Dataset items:
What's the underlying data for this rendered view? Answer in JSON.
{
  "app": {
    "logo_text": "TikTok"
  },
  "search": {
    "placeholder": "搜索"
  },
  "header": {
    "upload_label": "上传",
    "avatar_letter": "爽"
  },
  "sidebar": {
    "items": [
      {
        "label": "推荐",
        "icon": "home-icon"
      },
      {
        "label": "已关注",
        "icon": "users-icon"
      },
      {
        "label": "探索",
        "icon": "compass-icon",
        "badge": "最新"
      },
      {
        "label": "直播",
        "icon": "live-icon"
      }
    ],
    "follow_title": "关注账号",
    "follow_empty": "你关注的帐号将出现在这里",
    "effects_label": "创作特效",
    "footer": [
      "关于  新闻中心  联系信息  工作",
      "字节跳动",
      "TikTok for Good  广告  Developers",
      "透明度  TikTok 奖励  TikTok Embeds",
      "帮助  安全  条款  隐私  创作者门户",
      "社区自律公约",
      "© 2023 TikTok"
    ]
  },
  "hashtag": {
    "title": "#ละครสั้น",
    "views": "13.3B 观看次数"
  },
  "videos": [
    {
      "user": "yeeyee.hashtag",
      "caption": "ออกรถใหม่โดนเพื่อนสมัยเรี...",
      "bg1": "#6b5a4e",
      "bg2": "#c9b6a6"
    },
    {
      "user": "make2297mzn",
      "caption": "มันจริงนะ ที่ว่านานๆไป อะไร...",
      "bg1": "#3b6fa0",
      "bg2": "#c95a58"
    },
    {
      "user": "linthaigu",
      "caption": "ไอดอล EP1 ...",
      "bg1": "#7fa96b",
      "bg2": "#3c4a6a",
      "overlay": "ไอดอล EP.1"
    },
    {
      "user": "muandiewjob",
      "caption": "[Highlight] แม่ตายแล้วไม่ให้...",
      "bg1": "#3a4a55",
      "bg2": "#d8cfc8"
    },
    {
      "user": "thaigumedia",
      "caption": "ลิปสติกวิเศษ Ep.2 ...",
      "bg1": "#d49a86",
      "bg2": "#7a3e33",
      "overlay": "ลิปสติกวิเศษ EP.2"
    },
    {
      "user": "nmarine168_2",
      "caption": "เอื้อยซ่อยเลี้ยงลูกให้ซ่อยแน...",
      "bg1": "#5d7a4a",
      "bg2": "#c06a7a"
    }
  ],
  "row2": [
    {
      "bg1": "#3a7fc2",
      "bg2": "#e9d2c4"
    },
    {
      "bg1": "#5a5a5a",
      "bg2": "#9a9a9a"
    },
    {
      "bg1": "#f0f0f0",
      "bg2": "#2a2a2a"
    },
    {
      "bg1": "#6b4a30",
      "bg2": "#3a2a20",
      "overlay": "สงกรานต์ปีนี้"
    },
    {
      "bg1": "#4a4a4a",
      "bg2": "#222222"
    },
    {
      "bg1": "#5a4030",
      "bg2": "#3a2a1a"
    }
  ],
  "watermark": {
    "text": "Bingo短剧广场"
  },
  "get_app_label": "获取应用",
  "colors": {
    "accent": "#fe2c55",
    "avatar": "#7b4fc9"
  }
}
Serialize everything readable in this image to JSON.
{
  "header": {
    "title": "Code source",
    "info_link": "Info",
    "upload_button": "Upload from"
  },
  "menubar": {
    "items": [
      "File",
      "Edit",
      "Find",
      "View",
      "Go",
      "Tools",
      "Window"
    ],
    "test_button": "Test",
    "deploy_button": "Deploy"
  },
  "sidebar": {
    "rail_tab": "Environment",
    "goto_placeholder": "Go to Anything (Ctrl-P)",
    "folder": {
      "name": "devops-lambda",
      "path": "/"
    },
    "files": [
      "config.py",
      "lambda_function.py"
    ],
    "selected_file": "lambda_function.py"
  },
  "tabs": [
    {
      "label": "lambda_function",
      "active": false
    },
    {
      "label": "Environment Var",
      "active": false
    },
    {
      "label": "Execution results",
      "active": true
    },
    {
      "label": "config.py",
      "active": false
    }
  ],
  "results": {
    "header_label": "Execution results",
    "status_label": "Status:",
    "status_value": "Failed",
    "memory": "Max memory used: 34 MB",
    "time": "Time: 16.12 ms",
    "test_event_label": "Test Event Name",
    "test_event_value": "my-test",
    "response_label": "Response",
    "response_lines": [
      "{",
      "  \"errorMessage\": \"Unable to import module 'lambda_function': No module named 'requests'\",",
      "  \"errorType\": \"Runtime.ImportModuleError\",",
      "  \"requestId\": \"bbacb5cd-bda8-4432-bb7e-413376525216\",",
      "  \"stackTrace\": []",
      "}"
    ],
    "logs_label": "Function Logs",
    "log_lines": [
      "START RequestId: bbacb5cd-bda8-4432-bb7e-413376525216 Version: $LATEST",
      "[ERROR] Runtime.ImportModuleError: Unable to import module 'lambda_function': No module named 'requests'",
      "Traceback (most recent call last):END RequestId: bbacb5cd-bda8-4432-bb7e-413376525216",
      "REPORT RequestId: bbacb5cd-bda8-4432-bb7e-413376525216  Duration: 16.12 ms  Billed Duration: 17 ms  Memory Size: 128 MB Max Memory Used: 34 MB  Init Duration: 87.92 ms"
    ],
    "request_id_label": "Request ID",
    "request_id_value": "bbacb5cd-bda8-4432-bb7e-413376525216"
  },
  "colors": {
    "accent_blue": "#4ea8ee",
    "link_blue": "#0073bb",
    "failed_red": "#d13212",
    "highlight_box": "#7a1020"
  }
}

* Required work *
Exactly as they are written, print the entries again.

* Answer to this problem *
What's the underlying data for this rendered view? Answer in JSON.
{
  "app": {
    "logo_text": "TikTok"
  },
  "search": {
    "placeholder": "搜索"
  },
  "header": {
    "upload_label": "上传",
    "avatar_letter": "爽"
  },
  "sidebar": {
    "items": [
      {
        "label": "推荐",
        "icon": "home-icon"
      },
      {
        "label": "已关注",
        "icon": "users-icon"
      },
      {
        "label": "探索",
        "icon": "compass-icon",
        "badge": "最新"
      },
      {
        "label": "直播",
        "icon": "live-icon"
      }
    ],
    "follow_title": "关注账号",
    "follow_empty": "你关注的帐号将出现在这里",
    "effects_label": "创作特效",
    "footer": [
      "关于  新闻中心  联系信息  工作",
      "字节跳动",
      "TikTok for Good  广告  Developers",
      "透明度  TikTok 奖励  TikTok Embeds",
      "帮助  安全  条款  隐私  创作者门户",
      "社区自律公约",
      "© 2023 TikTok"
    ]
  },
  "hashtag": {
    "title": "#ละครสั้น",
    "views": "13.3B 观看次数"
  },
  "videos": [
    {
      "user": "yeeyee.hashtag",
      "caption": "ออกรถใหม่โดนเพื่อนสมัยเรี...",
      "bg1": "#6b5a4e",
      "bg2": "#c9b6a6"
    },
    {
      "user": "make2297mzn",
      "caption": "มันจริงนะ ที่ว่านานๆไป อะไร...",
      "bg1": "#3b6fa0",
      "bg2": "#c95a58"
    },
    {
      "user": "linthaigu",
      "caption": "ไอดอล EP1 ...",
      "bg1": "#7fa96b",
      "bg2": "#3c4a6a",
      "overlay": "ไอดอล EP.1"
    },
    {
      "user": "muandiewjob",
      "caption": "[Highlight] แม่ตายแล้วไม่ให้...",
      "bg1": "#3a4a55",
      "bg2": "#d8cfc8"
    },
    {
      "user": "thaigumedia",
      "caption": "ลิปสติกวิเศษ Ep.2 ...",
      "bg1": "#d49a86",
      "bg2": "#7a3e33",
      "overlay": "ลิปสติกวิเศษ EP.2"
    },
    {
      "user": "nmarine168_2",
      "caption": "เอื้อยซ่อยเลี้ยงลูกให้ซ่อยแน...",
      "bg1": "#5d7a4a",
      "bg2": "#c06a7a"
    }
  ],
  "row2": [
    {
      "bg1": "#3a7fc2",
      "bg2": "#e9d2c4"
    },
    {
      "bg1": "#5a5a5a",
      "bg2": "#9a9a9a"
    },
    {
      "bg1": "#f0f0f0",
      "bg2": "#2a2a2a"
    },
    {
      "bg1": "#6b4a30",
      "bg2": "#3a2a20",
      "overlay": "สงกรานต์ปีนี้"
    },
    {
      "bg1": "#4a4a4a",
      "bg2": "#222222"
    },
    {
      "bg1": "#5a4030",
      "bg2": "#3a2a1a"
    }
  ],
  "watermark": {
    "text": "Bingo短剧广场"
  },
  "get_app_label": "获取应用",
  "colors": {
    "accent": "#fe2c55",
    "avatar": "#7b4fc9"
  }
}
Serialize everything readable in this image to JSON.
{
  "header": {
    "title": "Code source",
    "info_link": "Info",
    "upload_button": "Upload from"
  },
  "menubar": {
    "items": [
      "File",
      "Edit",
      "Find",
      "View",
      "Go",
      "Tools",
      "Window"
    ],
    "test_button": "Test",
    "deploy_button": "Deploy"
  },
  "sidebar": {
    "rail_tab": "Environment",
    "goto_placeholder": "Go to Anything (Ctrl-P)",
    "folder": {
      "name": "devops-lambda",
      "path": "/"
    },
    "files": [
      "config.py",
      "lambda_function.py"
    ],
    "selected_file": "lambda_function.py"
  },
  "tabs": [
    {
      "label": "lambda_function",
      "active": false
    },
    {
      "label": "Environment Var",
      "active": false
    },
    {
      "label": "Execution results",
      "active": true
    },
    {
      "label": "config.py",
      "active": false
    }
  ],
  "results": {
    "header_label": "Execution results",
    "status_label": "Status:",
    "status_value": "Failed",
    "memory": "Max memory used: 34 MB",
    "time": "Time: 16.12 ms",
    "test_event_label": "Test Event Name",
    "test_event_value": "my-test",
    "response_label": "Response",
    "response_lines": [
      "{",
      "  \"errorMessage\": \"Unable to import module 'lambda_function': No module named 'requests'\",",
      "  \"errorType\": \"Runtime.ImportModuleError\",",
      "  \"requestId\": \"bbacb5cd-bda8-4432-bb7e-413376525216\",",
      "  \"stackTrace\": []",
      "}"
    ],
    "logs_label": "Function Logs",
    "log_lines": [
      "START RequestId: bbacb5cd-bda8-4432-bb7e-413376525216 Version: $LATEST",
      "[ERROR] Runtime.ImportModuleError: Unable to import module 'lambda_function': No module named 'requests'",
      "Traceback (most recent call last):END RequestId: bbacb5cd-bda8-4432-bb7e-413376525216",
      "REPORT RequestId: bbacb5cd-bda8-4432-bb7e-413376525216  Duration: 16.12 ms  Billed Duration: 17 ms  Memory Size: 128 MB Max Memory Used: 34 MB  Init Duration: 87.92 ms"
    ],
    "request_id_label": "Request ID",
    "request_id_value": "bbacb5cd-bda8-4432-bb7e-413376525216"
  },
  "colors": {
    "accent_blue": "#4ea8ee",
    "link_blue": "#0073bb",
    "failed_red": "#d13212",
    "highlight_box": "#7a1020"
  }
}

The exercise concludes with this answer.